(Entries with figure data)
══════════
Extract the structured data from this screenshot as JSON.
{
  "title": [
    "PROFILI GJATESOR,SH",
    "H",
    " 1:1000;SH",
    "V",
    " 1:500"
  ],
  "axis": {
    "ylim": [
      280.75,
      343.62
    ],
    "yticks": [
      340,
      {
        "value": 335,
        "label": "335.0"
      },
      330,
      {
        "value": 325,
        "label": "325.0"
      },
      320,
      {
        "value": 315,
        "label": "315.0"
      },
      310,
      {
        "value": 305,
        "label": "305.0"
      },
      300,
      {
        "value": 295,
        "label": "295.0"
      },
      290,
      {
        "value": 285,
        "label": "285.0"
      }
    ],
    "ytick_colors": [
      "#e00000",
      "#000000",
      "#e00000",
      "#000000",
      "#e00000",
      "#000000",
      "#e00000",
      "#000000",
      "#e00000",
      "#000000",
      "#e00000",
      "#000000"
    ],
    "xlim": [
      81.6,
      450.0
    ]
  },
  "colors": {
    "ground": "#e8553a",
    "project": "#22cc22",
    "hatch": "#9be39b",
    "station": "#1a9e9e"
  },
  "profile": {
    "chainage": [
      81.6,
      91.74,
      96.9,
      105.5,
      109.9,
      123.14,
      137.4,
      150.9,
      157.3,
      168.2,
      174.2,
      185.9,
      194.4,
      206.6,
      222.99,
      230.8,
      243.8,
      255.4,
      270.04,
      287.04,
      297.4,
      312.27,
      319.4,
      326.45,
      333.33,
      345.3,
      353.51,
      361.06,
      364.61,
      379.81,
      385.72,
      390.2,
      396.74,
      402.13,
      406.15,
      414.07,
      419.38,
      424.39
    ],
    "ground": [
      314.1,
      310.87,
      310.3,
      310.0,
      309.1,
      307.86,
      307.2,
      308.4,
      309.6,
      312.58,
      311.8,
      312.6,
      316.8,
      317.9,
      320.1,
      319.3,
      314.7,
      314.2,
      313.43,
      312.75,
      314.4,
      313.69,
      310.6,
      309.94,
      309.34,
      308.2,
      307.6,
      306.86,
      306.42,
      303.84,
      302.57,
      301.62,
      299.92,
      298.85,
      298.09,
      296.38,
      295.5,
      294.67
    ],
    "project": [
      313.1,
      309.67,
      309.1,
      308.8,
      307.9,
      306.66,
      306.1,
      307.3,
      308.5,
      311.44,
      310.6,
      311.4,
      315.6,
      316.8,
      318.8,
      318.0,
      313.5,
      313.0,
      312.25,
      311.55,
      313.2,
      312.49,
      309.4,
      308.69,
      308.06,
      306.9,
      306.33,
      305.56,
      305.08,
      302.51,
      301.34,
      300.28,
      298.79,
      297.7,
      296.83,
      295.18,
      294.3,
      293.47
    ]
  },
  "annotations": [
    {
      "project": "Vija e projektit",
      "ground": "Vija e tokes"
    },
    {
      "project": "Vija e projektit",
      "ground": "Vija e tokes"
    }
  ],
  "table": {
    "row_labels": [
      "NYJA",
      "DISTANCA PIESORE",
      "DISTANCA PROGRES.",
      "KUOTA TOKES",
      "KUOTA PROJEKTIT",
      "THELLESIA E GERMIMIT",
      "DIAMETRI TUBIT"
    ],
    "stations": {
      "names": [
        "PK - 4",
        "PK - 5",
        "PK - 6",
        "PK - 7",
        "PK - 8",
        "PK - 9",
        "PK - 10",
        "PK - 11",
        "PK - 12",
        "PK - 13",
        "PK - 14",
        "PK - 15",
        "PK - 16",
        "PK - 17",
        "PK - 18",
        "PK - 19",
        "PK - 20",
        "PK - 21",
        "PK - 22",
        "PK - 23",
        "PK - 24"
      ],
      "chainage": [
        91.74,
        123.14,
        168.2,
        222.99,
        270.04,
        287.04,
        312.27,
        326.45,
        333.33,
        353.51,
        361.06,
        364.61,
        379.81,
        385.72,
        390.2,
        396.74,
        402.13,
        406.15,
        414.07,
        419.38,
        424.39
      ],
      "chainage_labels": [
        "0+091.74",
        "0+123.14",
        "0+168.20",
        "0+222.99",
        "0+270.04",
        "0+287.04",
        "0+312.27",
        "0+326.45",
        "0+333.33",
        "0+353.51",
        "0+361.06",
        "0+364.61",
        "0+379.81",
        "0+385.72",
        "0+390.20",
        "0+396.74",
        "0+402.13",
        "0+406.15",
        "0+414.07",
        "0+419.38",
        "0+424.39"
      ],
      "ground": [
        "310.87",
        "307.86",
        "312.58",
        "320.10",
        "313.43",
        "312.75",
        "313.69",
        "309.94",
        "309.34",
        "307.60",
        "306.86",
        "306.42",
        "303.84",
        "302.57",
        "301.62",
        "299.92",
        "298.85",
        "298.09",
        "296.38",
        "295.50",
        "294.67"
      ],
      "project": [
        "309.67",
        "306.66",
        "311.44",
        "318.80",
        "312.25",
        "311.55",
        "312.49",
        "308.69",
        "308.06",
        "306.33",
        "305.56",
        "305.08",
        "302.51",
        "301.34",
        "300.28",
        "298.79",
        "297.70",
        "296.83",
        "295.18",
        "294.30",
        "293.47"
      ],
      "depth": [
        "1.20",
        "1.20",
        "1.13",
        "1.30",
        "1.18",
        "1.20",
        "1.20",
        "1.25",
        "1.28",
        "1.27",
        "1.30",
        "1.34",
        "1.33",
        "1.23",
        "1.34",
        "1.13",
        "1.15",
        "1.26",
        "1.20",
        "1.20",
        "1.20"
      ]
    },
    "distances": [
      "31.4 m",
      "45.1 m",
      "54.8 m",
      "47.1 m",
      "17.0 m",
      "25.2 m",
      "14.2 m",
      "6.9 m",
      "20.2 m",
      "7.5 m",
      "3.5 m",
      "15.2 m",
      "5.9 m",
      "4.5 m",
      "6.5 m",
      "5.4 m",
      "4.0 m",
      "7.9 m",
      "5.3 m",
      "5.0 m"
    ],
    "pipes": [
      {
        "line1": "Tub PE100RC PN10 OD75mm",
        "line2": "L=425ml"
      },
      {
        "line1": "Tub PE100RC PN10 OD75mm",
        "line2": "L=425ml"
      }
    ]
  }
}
══════════
» To do:
Every record above needs to be repeated word for word.

» Exercise answer:
Extract the structured data from this screenshot as JSON.
{
  "title": [
    "PROFILI GJATESOR,SH",
    "H",
    " 1:1000;SH",
    "V",
    " 1:500"
  ],
  "axis": {
    "ylim": [
      280.75,
      343.62
    ],
    "yticks": [
      340,
      {
        "value": 335,
        "label": "335.0"
      },
      330,
      {
        "value": 325,
        "label": "325.0"
      },
      320,
      {
        "value": 315,
        "label": "315.0"
      },
      310,
      {
        "value": 305,
        "label": "305.0"
      },
      300,
      {
        "value": 295,
        "label": "295.0"
      },
      290,
      {
        "value": 285,
        "label": "285.0"
      }
    ],
    "ytick_colors": [
      "#e00000",
      "#000000",
      "#e00000",
      "#000000",
      "#e00000",
      "#000000",
      "#e00000",
      "#000000",
      "#e00000",
      "#000000",
      "#e00000",
      "#000000"
    ],
    "xlim": [
      81.6,
      450.0
    ]
  },
  "colors": {
    "ground": "#e8553a",
    "project": "#22cc22",
    "hatch": "#9be39b",
    "station": "#1a9e9e"
  },
  "profile": {
    "chainage": [
      81.6,
      91.74,
      96.9,
      105.5,
      109.9,
      123.14,
      137.4,
      150.9,
      157.3,
      168.2,
      174.2,
      185.9,
      194.4,
      206.6,
      222.99,
      230.8,
      243.8,
      255.4,
      270.04,
      287.04,
      297.4,
      312.27,
      319.4,
      326.45,
      333.33,
      345.3,
      353.51,
      361.06,
      364.61,
      379.81,
      385.72,
      390.2,
      396.74,
      402.13,
      406.15,
      414.07,
      419.38,
      424.39
    ],
    "ground": [
      314.1,
      310.87,
      310.3,
      310.0,
      309.1,
      307.86,
      307.2,
      308.4,
      309.6,
      312.58,
      311.8,
      312.6,
      316.8,
      317.9,
      320.1,
      319.3,
      314.7,
      314.2,
      313.43,
      312.75,
      314.4,
      313.69,
      310.6,
      309.94,
      309.34,
      308.2,
      307.6,
      306.86,
      306.42,
      303.84,
      302.57,
      301.62,
      299.92,
      298.85,
      298.09,
      296.38,
      295.5,
      294.67
    ],
    "project": [
      313.1,
      309.67,
      309.1,
      308.8,
      307.9,
      306.66,
      306.1,
      307.3,
      308.5,
      311.44,
      310.6,
      311.4,
      315.6,
      316.8,
      318.8,
      318.0,
      313.5,
      313.0,
      312.25,
      311.55,
      313.2,
      312.49,
      309.4,
      308.69,
      308.06,
      306.9,
      306.33,
      305.56,
      305.08,
      302.51,
      301.34,
      300.28,
      298.79,
      297.7,
      296.83,
      295.18,
      294.3,
      293.47
    ]
  },
  "annotations": [
    {
      "project": "Vija e projektit",
      "ground": "Vija e tokes"
    },
    {
      "project": "Vija e projektit",
      "ground": "Vija e tokes"
    }
  ],
  "table": {
    "row_labels": [
      "NYJA",
      "DISTANCA PIESORE",
      "DISTANCA PROGRES.",
      "KUOTA TOKES",
      "KUOTA PROJEKTIT",
      "THELLESIA E GERMIMIT",
      "DIAMETRI TUBIT"
    ],
    "stations": {
      "names": [
        "PK - 4",
        "PK - 5",
        "PK - 6",
        "PK - 7",
        "PK - 8",
        "PK - 9",
        "PK - 10",
        "PK - 11",
        "PK - 12",
        "PK - 13",
        "PK - 14",
        "PK - 15",
        "PK - 16",
        "PK - 17",
        "PK - 18",
        "PK - 19",
        "PK - 20",
        "PK - 21",
        "PK - 22",
        "PK - 23",
        "PK - 24"
      ],
      "chainage": [
        91.74,
        123.14,
        168.2,
        222.99,
        270.04,
        287.04,
        312.27,
        326.45,
        333.33,
        353.51,
        361.06,
        364.61,
        379.81,
        385.72,
        390.2,
        396.74,
        402.13,
        406.15,
        414.07,
        419.38,
        424.39
      ],
      "chainage_labels": [
        "0+091.74",
        "0+123.14",
        "0+168.20",
        "0+222.99",
        "0+270.04",
        "0+287.04",
        "0+312.27",
        "0+326.45",
        "0+333.33",
        "0+353.51",
        "0+361.06",
        "0+364.61",
        "0+379.81",
        "0+385.72",
        "0+390.20",
        "0+396.74",
        "0+402.13",
        "0+406.15",
        "0+414.07",
        "0+419.38",
        "0+424.39"
      ],
      "ground": [
        "310.87",
        "307.86",
        "312.58",
        "320.10",
        "313.43",
        "312.75",
        "313.69",
        "309.94",
        "309.34",
        "307.60",
        "306.86",
        "306.42",
        "303.84",
        "302.57",
        "301.62",
        "299.92",
        "298.85",
        "298.09",
        "296.38",
        "295.50",
        "294.67"
      ],
      "project": [
        "309.67",
        "306.66",
        "311.44",
        "318.80",
        "312.25",
        "311.55",
        "312.49",
        "308.69",
        "308.06",
        "306.33",
        "305.56",
        "305.08",
        "302.51",
        "301.34",
        "300.28",
        "298.79",
        "297.70",
        "296.83",
        "295.18",
        "294.30",
        "293.47"
      ],
      "depth": [
        "1.20",
        "1.20",
        "1.13",
        "1.30",
        "1.18",
        "1.20",
        "1.20",
        "1.25",
        "1.28",
        "1.27",
        "1.30",
        "1.34",
        "1.33",
        "1.23",
        "1.34",
        "1.13",
        "1.15",
        "1.26",
        "1.20",
        "1.20",
        "1.20"
      ]
    },
    "distances": [
      "31.4 m",
      "45.1 m",
      "54.8 m",
      "47.1 m",
      "17.0 m",
      "25.2 m",
      "14.2 m",
      "6.9 m",
      "20.2 m",
      "7.5 m",
      "3.5 m",
      "15.2 m",
      "5.9 m",
      "4.5 m",
      "6.5 m",
      "5.4 m",
      "4.0 m",
      "7.9 m",
      "5.3 m",
      "5.0 m"
    ],
    "pipes": [
      {
        "line1": "Tub PE100RC PN10 OD75mm",
        "line2": "L=425ml"
      },
      {
        "line1": "Tub PE100RC PN10 OD75mm",
        "line2": "L=425ml"
      }
    ]
  }
}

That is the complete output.